課題 1:
槍ケ岳での遭難に関する記事を読み、次の問いに答えてください。
(a) 槍ケ岳の標高は何メートルですか。
(b) 110番をした男性は何歳ですか。
(c) 落石で負傷した人は体のどこを負傷しましたか。
課題 2:
次の各文が槍ケ岳での遭難に関する記事の内容と合っているかどうかを答え、根拠となる記事中の語句をそのまま引用してください。
(a) 遭難したのは合わせて7人である。
(b) ヘリコプターによる救助活動は19日に始まった。
(c) 救助されなかった3人の安否はまだ確認されていない。

読解本文:
↓

槍ケ岳で落石、7人遭難 4人救助、3人無事確認

北アルプス槍ケ岳山頂。登山客の姿があった=20日午前7時7分(共同通信社ヘリから)
北アルプス槍ケ岳山頂。登山客の姿があった=20日午前7時7分(共同通信社ヘリから)

長野県大町市の北アルプス槍ケ岳(3180メートル)の北鎌尾根で19日、愛知県一宮市の会社役員の男性(56)から「落石があり動けない」と110番があった。長野県警によると、計7人が遭難し、うち1人が落石で左ひざを負傷した。20日朝からヘリコプターで救助活動を始め、一宮市の男性ら4人を救助し、残る3人の無事も確認した。

↑

学習資料:
↓

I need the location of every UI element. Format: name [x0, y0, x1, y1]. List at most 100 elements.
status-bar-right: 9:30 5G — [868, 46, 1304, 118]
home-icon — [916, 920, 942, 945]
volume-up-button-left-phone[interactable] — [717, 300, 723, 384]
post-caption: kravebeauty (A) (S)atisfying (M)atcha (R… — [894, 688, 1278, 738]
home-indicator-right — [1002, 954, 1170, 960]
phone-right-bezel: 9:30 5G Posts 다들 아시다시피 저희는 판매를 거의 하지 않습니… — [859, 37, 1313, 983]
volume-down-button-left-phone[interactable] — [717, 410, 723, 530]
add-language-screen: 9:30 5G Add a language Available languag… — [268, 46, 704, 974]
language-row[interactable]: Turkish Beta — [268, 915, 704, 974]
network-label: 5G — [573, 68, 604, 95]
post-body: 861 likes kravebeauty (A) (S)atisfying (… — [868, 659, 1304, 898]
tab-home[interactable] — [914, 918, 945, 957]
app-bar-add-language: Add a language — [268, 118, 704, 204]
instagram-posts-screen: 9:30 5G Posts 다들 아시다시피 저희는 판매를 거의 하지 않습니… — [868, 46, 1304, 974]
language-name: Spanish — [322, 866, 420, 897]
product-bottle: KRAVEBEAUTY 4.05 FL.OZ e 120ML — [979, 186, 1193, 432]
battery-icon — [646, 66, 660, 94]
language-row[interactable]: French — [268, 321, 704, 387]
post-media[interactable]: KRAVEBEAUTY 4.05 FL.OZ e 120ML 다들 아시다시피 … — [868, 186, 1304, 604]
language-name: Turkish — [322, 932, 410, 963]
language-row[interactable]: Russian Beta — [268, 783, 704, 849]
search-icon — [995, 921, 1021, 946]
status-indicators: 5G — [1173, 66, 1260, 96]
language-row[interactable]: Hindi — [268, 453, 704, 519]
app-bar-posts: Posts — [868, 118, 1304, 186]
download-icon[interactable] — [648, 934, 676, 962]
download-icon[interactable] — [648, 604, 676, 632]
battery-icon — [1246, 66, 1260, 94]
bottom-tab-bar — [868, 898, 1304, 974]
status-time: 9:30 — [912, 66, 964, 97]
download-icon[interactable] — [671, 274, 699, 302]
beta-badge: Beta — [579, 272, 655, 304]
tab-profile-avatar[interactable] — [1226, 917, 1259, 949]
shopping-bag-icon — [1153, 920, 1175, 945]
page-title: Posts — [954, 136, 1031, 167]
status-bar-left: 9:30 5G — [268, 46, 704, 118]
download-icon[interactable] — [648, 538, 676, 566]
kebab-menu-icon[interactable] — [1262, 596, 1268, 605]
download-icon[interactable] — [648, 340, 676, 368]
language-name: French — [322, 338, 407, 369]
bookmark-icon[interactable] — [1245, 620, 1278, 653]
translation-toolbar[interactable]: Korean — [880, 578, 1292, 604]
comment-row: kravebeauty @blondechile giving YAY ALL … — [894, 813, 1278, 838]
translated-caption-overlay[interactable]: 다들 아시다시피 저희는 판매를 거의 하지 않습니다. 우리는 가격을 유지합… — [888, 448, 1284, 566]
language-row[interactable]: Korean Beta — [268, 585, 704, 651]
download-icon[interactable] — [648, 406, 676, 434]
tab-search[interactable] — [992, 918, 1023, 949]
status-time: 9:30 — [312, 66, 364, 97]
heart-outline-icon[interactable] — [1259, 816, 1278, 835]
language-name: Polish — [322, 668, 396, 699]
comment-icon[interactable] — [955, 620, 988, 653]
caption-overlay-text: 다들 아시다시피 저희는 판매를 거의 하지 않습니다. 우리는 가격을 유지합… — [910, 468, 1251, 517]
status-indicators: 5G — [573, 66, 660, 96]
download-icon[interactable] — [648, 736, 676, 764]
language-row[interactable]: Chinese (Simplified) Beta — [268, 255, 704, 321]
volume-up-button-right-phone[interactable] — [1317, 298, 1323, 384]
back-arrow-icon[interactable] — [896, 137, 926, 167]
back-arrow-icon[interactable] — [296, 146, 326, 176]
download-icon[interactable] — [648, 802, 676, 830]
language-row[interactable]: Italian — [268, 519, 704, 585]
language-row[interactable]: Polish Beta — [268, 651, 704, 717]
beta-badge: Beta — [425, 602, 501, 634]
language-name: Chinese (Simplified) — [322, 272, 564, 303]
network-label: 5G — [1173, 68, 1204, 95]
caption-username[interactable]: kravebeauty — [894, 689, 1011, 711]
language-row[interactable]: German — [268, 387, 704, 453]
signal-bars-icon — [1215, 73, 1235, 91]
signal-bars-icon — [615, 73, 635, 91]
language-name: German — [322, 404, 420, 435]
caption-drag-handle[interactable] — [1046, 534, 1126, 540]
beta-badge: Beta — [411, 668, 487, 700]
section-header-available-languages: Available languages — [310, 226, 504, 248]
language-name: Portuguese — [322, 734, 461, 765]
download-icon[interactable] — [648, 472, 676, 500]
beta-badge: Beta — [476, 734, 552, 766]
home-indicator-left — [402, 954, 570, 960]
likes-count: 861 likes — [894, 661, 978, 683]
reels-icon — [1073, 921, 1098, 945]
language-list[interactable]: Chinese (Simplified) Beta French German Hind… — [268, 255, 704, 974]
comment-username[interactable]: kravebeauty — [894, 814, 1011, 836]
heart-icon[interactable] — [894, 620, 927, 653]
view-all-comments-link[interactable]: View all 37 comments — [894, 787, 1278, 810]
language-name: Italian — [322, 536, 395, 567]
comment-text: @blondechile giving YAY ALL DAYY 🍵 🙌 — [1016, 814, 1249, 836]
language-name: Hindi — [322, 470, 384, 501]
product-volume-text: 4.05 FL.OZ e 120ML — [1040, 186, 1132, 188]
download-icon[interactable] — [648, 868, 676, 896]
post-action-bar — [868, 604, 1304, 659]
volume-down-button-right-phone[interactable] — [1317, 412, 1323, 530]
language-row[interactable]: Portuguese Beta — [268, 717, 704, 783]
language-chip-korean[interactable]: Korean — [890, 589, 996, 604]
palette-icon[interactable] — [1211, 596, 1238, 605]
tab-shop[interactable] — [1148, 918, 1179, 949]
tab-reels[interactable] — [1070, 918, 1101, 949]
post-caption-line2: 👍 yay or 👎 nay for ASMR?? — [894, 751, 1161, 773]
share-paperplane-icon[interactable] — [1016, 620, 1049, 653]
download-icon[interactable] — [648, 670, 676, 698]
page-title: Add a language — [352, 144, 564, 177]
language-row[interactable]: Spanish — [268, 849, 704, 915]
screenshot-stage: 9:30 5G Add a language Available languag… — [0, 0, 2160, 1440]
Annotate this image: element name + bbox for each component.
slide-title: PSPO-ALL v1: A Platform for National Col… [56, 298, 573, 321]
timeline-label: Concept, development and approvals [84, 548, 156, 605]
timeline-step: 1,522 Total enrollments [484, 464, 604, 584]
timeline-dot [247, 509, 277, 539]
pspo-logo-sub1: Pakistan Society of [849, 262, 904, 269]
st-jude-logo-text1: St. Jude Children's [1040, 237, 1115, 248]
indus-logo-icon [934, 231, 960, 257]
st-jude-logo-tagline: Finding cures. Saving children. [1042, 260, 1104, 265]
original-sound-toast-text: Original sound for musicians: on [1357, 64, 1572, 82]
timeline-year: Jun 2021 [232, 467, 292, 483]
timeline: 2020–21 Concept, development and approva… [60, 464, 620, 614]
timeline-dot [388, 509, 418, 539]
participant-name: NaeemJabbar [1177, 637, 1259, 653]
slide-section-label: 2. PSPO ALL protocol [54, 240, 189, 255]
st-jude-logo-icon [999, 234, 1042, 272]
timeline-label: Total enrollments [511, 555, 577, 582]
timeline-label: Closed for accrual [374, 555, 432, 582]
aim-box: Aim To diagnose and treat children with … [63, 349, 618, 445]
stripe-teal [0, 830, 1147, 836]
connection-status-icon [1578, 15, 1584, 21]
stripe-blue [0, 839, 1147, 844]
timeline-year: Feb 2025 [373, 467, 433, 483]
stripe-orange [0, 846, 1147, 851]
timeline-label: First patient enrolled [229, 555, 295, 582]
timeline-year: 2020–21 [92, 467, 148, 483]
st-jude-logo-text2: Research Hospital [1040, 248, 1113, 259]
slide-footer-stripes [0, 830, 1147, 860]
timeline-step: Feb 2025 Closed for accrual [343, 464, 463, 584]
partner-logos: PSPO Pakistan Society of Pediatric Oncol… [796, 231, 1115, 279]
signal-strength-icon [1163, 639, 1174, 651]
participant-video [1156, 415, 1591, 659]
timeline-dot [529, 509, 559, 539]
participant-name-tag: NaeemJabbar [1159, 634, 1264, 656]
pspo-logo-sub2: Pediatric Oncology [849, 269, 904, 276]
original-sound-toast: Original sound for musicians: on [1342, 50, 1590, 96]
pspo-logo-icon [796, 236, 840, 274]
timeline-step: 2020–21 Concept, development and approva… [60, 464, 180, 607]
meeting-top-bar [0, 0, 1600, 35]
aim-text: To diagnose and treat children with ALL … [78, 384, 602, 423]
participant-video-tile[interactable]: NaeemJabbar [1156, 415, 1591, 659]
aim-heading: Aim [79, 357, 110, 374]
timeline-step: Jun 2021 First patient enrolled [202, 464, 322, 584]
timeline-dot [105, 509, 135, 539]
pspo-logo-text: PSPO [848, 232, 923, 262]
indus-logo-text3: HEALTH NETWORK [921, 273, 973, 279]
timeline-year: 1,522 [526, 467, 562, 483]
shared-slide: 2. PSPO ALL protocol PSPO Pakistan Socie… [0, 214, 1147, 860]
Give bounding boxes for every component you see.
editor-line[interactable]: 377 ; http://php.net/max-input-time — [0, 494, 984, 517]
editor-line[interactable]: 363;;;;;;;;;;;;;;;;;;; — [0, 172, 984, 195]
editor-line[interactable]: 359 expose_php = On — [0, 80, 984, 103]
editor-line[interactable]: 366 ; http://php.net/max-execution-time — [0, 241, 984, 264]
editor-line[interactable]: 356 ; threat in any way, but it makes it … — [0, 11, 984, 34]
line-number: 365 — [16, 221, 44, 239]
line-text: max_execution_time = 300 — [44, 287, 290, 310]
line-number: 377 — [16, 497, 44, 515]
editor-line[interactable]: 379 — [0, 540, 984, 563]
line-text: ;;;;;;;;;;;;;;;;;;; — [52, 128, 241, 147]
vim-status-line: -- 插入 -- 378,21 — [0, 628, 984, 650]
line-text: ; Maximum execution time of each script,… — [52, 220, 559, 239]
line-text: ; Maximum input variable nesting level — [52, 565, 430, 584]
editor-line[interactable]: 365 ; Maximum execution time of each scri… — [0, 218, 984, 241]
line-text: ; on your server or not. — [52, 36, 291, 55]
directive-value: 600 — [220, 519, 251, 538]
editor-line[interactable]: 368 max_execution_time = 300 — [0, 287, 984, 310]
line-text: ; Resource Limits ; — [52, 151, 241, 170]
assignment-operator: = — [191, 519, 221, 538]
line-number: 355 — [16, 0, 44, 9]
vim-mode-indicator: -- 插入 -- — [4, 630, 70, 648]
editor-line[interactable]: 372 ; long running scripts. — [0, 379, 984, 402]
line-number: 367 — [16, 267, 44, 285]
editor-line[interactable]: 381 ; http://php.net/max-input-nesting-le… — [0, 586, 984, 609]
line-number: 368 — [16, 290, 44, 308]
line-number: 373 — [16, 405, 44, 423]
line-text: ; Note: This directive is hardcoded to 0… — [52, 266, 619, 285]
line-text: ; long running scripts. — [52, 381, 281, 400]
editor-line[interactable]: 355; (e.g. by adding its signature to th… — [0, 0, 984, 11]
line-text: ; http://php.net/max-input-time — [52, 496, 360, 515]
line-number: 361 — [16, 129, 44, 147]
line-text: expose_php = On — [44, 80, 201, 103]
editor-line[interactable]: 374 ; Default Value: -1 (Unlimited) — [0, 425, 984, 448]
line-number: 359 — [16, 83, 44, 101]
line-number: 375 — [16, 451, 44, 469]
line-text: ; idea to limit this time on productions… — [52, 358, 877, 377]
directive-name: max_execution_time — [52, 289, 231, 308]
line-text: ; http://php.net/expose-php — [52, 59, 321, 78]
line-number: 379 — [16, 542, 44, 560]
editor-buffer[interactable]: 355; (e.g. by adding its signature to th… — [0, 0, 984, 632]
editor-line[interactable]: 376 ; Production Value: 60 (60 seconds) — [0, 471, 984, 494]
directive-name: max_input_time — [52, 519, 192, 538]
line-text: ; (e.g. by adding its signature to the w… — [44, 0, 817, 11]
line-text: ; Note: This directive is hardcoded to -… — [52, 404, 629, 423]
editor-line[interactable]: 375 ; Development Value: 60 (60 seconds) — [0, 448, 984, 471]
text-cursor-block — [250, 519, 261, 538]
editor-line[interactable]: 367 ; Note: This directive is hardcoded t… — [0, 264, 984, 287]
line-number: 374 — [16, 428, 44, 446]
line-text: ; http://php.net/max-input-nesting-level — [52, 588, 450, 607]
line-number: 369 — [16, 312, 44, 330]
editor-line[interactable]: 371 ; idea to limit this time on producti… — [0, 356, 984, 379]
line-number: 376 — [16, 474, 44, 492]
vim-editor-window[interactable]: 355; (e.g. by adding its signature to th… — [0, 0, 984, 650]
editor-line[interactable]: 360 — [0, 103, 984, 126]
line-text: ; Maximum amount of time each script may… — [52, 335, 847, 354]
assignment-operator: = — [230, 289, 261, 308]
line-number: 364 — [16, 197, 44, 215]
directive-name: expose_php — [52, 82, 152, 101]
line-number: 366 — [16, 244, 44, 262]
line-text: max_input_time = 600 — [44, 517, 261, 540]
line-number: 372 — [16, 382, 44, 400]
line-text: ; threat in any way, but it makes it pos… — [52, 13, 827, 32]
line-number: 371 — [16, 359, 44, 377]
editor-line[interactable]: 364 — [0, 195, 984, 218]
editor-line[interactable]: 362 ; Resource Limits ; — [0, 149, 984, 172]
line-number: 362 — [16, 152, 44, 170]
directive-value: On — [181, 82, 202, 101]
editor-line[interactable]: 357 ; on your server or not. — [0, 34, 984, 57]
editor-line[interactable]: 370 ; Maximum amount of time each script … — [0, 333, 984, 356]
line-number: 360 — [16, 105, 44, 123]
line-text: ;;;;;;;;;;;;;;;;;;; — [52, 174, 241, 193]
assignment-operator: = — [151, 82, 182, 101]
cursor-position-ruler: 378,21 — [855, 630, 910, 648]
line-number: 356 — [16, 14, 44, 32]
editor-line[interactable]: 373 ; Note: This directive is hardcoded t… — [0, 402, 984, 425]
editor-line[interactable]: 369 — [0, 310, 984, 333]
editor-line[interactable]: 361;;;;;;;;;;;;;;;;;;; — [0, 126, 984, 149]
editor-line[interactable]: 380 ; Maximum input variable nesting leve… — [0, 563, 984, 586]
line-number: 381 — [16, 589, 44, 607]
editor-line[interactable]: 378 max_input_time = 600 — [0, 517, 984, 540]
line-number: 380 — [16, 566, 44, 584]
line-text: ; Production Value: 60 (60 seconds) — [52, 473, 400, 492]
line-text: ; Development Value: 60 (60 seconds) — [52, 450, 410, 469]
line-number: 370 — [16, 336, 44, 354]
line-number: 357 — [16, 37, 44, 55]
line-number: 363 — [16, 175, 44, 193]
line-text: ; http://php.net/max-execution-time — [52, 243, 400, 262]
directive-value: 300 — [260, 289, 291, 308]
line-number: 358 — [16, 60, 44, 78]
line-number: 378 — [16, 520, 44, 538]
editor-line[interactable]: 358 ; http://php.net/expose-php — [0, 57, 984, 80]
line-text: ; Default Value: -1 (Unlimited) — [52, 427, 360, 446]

↑

解答 1:
(a) 3180メートル
(b) 56歳
(c) 左ひざ

解答 2:
(a) はい。「計7人が遭難し」
(b) いいえ。「20日朝からヘリコプターで救助活動を始め」
(c) いいえ。「残る3人の無事も確認した」